- [Page text]
My son sent me a link to an interesting article in the New York Times,
The Ecology of DiseaseTHERE’S a term biologists and economists use these days — ecosystem services — which refers to the many ways nature supports the human endeavor. Forests filter the water we drink, for example, and birds and bees pollinate crops, both of which have substantial economic as well as biological value.
If we fail to understand and take care of the natural world, it can cause a breakdown of these systems and come back to haunt us in ways we know little about. A critical example is a developing model of infectious disease that shows that most epidemics — AIDS, Ebola, West Nile, SARS, Lyme disease and hundreds more that have occurred over the last several decades — don’t just happen. They are a result of things people do to nature.
Disease, it turns out, is largely an environmental issue. Sixty percent of emerging infectious diseases that affect humans are zoonotic — they originate in animals. And more than two-thirds of those originate in wildlife.

- [Excerpted data]

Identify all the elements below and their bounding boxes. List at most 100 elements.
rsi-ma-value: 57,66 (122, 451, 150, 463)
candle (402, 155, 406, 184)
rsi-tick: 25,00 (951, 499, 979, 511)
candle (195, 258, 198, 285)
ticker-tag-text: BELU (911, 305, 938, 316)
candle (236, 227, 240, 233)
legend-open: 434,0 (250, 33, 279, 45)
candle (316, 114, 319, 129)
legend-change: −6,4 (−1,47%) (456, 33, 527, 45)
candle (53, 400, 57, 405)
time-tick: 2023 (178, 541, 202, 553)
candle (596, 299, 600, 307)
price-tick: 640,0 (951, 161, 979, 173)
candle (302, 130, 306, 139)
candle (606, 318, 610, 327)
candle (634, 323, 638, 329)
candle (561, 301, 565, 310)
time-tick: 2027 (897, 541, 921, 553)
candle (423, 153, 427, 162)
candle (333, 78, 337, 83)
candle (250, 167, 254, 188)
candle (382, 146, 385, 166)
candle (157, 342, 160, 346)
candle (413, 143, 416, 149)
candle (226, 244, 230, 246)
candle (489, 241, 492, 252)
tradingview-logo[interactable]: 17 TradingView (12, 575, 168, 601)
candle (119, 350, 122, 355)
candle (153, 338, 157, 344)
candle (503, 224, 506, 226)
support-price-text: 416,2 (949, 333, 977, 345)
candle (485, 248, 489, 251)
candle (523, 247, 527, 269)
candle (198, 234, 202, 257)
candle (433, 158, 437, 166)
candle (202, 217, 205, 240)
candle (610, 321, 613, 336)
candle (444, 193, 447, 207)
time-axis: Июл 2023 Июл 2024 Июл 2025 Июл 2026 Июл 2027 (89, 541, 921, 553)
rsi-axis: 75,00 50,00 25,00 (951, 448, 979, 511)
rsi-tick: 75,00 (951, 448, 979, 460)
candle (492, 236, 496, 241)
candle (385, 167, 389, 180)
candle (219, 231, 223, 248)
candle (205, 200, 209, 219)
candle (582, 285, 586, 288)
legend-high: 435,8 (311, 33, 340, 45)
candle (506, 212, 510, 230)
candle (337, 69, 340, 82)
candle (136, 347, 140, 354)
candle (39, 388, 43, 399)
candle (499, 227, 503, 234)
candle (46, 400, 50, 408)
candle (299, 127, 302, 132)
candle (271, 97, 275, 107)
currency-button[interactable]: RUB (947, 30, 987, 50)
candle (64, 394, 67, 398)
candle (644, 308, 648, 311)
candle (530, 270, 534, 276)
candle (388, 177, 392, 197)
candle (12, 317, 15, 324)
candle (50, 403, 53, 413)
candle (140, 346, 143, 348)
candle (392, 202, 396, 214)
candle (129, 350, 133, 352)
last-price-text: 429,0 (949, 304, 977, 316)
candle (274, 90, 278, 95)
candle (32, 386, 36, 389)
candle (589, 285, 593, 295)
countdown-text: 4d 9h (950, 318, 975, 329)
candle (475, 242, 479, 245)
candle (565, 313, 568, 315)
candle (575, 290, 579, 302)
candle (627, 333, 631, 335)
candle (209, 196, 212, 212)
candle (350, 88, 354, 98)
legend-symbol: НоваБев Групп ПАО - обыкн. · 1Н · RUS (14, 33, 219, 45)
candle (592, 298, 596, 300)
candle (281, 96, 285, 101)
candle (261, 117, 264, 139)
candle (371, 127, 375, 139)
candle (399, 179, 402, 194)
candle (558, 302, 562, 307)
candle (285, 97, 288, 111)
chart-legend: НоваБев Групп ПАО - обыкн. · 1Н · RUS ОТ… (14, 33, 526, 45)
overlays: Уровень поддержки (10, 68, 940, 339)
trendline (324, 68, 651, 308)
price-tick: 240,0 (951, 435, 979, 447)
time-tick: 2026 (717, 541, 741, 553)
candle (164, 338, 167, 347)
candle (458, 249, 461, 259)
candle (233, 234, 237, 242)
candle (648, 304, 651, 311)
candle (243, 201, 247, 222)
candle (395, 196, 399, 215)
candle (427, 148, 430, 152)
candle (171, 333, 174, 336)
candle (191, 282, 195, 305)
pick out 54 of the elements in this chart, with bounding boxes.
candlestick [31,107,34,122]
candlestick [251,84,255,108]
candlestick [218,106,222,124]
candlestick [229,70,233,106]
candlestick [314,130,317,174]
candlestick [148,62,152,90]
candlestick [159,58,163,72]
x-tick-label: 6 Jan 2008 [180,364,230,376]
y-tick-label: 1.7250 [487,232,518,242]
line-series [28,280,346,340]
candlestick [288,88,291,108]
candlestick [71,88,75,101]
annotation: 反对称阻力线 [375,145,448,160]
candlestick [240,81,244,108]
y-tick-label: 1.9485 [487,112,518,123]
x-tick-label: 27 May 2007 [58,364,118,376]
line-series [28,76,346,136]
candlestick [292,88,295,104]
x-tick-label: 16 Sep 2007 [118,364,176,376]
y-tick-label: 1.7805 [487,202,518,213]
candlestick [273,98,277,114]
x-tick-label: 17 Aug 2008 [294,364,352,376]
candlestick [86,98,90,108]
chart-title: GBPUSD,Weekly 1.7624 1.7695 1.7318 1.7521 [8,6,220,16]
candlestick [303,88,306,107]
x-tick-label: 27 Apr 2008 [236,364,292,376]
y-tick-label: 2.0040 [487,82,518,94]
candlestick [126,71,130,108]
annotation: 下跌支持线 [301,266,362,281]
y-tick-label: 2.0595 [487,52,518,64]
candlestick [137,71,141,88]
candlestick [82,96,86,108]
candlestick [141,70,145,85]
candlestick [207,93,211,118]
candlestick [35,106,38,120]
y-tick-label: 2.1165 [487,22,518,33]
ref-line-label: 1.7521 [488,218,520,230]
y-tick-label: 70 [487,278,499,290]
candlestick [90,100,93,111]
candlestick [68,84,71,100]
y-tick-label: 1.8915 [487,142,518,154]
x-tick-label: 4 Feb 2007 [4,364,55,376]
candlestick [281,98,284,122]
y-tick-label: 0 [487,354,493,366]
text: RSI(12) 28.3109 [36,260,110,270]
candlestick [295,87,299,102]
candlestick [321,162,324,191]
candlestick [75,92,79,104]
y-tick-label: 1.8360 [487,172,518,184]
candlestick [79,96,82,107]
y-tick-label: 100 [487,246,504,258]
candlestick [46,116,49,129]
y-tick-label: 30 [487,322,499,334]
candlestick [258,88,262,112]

- [Parts of the exercise]
1 > Answer these about the article on the ecology of disease:
(a) What do birds and bees do that has economic and biological value?
(b) According to the developing model of infectious disease, what are most epidemics a result of?
(c) What share of emerging infectious diseases that affect humans are zoonotic?
2 > Please copy the article on the ecology of disease word for word, from "Disease, it turns" to "originate in wildlife.".
3 > Carry on with the article on the ecology of disease from where it stops.
You won't need the entries to complete this work.

- [Exercise responses]
1 >
(a) They pollinate crops.
(b) Things people do to nature.
(c) Sixty percent.

2 >
Disease, it turns out, is largely an environmental issue. Sixty percent of emerging infectious diseases that affect humans are zoonotic — they originate in animals. And more than two-thirds of those originate in wildlife.

3 >
It isn’t only a public health issue, but an economic one. The World Bank has estimated that a severe influenza pandemic, for example, could cost the world economy $3 trillion.
The problem is exacerbated by how livestock are kept in poor countries, which can magnify diseases borne by wild animals. A study released earlier this month by the International Livestock Research Institute found that more than two million people a year are killed by diseases that spread to humans from wild and domestic animals.
This article reminded me of an archaeology excavation in the Roman catacombs that I recently read about.
A mass grave from the catacomb of Saints Peter and Marcellinus in Rome, second-third century AD. It included a group of young men and women who were incased in plaster at burial, and burried at the same time, suggesting a plague.